GIVEN INSTRUCTION: Reproduce everything in the records below, from the line containing "Text: 15: 15 bbox=[492, 513, 509, 527]" down to the line containing "Text: 11: 11 bbox=[392, 849, 411, 862]", with both of those lines included.

****************

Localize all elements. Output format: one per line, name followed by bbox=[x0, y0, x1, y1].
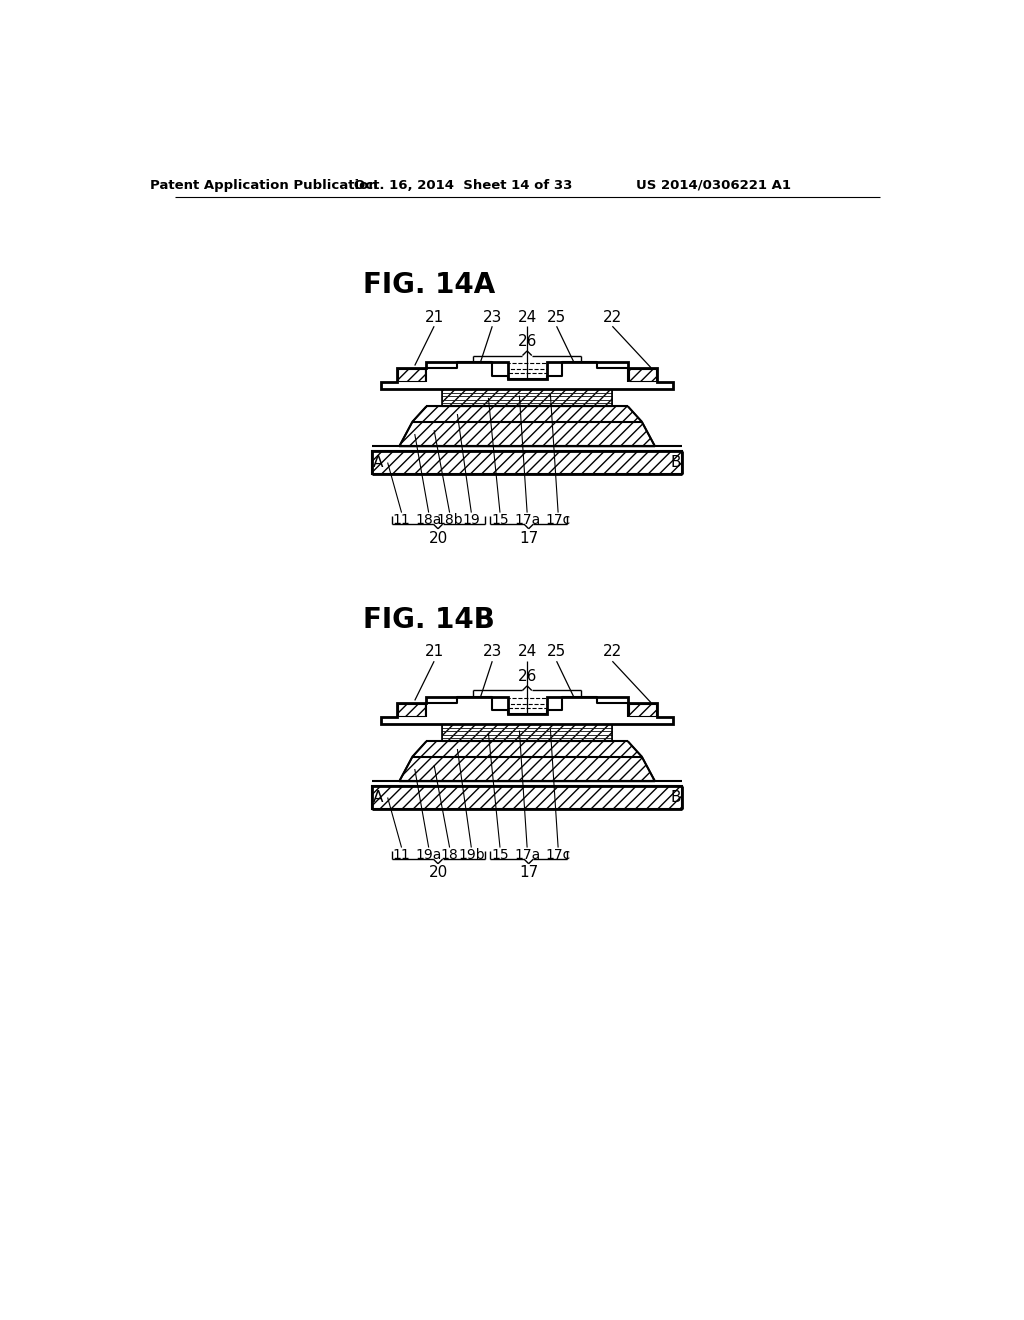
Text: 15: 15 bbox=[492, 513, 509, 527]
Text: 22: 22 bbox=[603, 644, 622, 660]
Text: 18b: 18b bbox=[436, 513, 463, 527]
Text: 24: 24 bbox=[517, 644, 537, 660]
Polygon shape bbox=[381, 697, 673, 725]
Text: A: A bbox=[373, 789, 384, 805]
Text: 20: 20 bbox=[428, 866, 447, 880]
Polygon shape bbox=[442, 727, 612, 731]
Polygon shape bbox=[399, 756, 655, 781]
Text: 26: 26 bbox=[517, 334, 537, 350]
Text: 25: 25 bbox=[547, 309, 566, 325]
Text: Patent Application Publication: Patent Application Publication bbox=[150, 178, 378, 191]
Text: 15: 15 bbox=[492, 849, 509, 862]
Polygon shape bbox=[413, 742, 642, 756]
Polygon shape bbox=[442, 731, 612, 734]
Text: B: B bbox=[671, 789, 681, 805]
Polygon shape bbox=[398, 704, 425, 715]
Text: 21: 21 bbox=[425, 309, 443, 325]
Polygon shape bbox=[442, 400, 612, 403]
Polygon shape bbox=[630, 368, 655, 381]
Polygon shape bbox=[372, 451, 682, 474]
Text: 11: 11 bbox=[392, 849, 411, 862]
Text: US 2014/0306221 A1: US 2014/0306221 A1 bbox=[636, 178, 791, 191]
Polygon shape bbox=[630, 704, 655, 715]
Text: 21: 21 bbox=[425, 644, 443, 660]
Polygon shape bbox=[442, 738, 612, 742]
Polygon shape bbox=[442, 396, 612, 400]
Text: 26: 26 bbox=[517, 669, 537, 684]
Text: 19: 19 bbox=[463, 513, 480, 527]
Text: 18a: 18a bbox=[416, 513, 442, 527]
Text: A: A bbox=[373, 455, 384, 470]
Polygon shape bbox=[372, 785, 682, 809]
Text: 11: 11 bbox=[392, 513, 411, 527]
Text: 24: 24 bbox=[517, 309, 537, 325]
Text: Oct. 16, 2014  Sheet 14 of 33: Oct. 16, 2014 Sheet 14 of 33 bbox=[353, 178, 572, 191]
Text: 17c: 17c bbox=[546, 513, 570, 527]
Text: 23: 23 bbox=[482, 309, 502, 325]
Text: 22: 22 bbox=[603, 309, 622, 325]
Text: FIG. 14B: FIG. 14B bbox=[362, 606, 495, 635]
Text: 17: 17 bbox=[519, 531, 539, 545]
Polygon shape bbox=[399, 422, 655, 446]
Text: 19a: 19a bbox=[416, 849, 442, 862]
Text: 23: 23 bbox=[482, 644, 502, 660]
Text: FIG. 14A: FIG. 14A bbox=[362, 272, 495, 300]
Polygon shape bbox=[442, 389, 612, 393]
Text: B: B bbox=[671, 455, 681, 470]
Text: 25: 25 bbox=[547, 644, 566, 660]
Text: 18: 18 bbox=[440, 849, 459, 862]
Text: 17a: 17a bbox=[514, 849, 541, 862]
Polygon shape bbox=[442, 734, 612, 738]
Polygon shape bbox=[381, 362, 673, 389]
Text: 17c: 17c bbox=[546, 849, 570, 862]
Polygon shape bbox=[442, 725, 612, 727]
Text: 19b: 19b bbox=[458, 849, 484, 862]
Text: 17: 17 bbox=[519, 866, 539, 880]
Polygon shape bbox=[398, 368, 425, 381]
Text: 17a: 17a bbox=[514, 513, 541, 527]
Polygon shape bbox=[442, 403, 612, 407]
Polygon shape bbox=[442, 393, 612, 396]
Text: 20: 20 bbox=[428, 531, 447, 545]
Polygon shape bbox=[413, 407, 642, 422]
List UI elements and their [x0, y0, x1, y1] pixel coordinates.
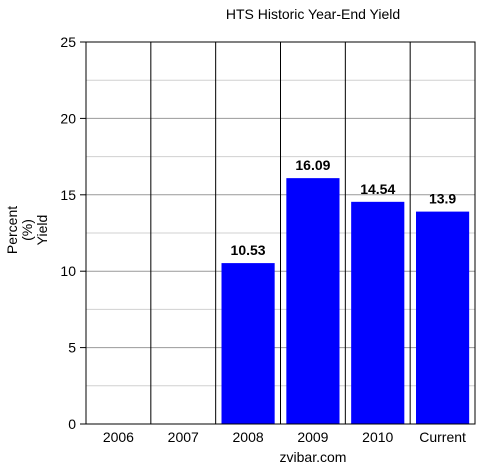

****************

SOLUTION FOR THIS PROBLEM:
Text: 15: 15 bbox=[492, 513, 509, 527]
Text: 22: 22 bbox=[603, 644, 622, 660]
Text: 18b: 18b bbox=[436, 513, 463, 527]
Text: 24: 24 bbox=[517, 644, 537, 660]
Polygon shape bbox=[381, 697, 673, 725]
Text: A: A bbox=[373, 789, 384, 805]
Text: 20: 20 bbox=[428, 866, 447, 880]
Polygon shape bbox=[442, 727, 612, 731]
Polygon shape bbox=[399, 756, 655, 781]
Text: 26: 26 bbox=[517, 334, 537, 350]
Text: 25: 25 bbox=[547, 309, 566, 325]
Text: Patent Application Publication: Patent Application Publication bbox=[150, 178, 378, 191]
Text: 15: 15 bbox=[492, 849, 509, 862]
Polygon shape bbox=[413, 742, 642, 756]
Polygon shape bbox=[442, 731, 612, 734]
Text: B: B bbox=[671, 789, 681, 805]
Polygon shape bbox=[398, 704, 425, 715]
Text: 21: 21 bbox=[425, 309, 443, 325]
Polygon shape bbox=[442, 400, 612, 403]
Polygon shape bbox=[630, 368, 655, 381]
Polygon shape bbox=[372, 451, 682, 474]
Text: 11: 11 bbox=[392, 849, 411, 862]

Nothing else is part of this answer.